BRIEF: Copy each line of the material below that includes the string "page".

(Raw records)
################

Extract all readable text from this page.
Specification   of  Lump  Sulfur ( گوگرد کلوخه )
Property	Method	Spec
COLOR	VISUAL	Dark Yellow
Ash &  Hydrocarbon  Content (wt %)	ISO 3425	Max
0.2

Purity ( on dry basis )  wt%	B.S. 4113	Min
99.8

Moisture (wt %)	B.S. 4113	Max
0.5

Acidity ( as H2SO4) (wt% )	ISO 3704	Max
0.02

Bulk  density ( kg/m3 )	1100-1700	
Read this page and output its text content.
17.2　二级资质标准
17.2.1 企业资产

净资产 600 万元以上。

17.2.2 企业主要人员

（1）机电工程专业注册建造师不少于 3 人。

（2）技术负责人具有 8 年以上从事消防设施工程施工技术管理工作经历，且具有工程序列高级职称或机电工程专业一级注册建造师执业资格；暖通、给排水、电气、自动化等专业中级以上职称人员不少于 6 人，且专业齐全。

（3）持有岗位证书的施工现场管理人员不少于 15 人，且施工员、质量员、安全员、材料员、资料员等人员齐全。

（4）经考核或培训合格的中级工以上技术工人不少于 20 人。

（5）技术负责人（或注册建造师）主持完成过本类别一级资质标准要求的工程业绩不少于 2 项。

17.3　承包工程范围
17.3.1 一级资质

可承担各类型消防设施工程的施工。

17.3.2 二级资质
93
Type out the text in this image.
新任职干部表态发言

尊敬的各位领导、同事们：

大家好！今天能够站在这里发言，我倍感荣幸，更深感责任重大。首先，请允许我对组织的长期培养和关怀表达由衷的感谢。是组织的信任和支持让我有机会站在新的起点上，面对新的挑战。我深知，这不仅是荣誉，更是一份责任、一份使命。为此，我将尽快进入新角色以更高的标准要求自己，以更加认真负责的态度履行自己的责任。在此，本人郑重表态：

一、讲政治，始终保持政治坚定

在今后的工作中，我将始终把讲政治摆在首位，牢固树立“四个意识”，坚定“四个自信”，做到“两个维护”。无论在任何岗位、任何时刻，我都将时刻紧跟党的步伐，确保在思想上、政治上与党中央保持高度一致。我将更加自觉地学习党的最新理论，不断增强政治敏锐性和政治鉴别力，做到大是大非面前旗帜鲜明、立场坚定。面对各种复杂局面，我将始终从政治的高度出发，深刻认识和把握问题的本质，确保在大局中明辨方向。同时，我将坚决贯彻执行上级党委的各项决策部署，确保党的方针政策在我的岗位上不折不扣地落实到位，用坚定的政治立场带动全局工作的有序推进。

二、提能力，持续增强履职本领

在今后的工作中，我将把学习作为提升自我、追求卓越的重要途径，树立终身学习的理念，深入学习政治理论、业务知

################

RESPONSE TO THIS TASK:
Extract all readable text from this page.
Read this page and output its text content.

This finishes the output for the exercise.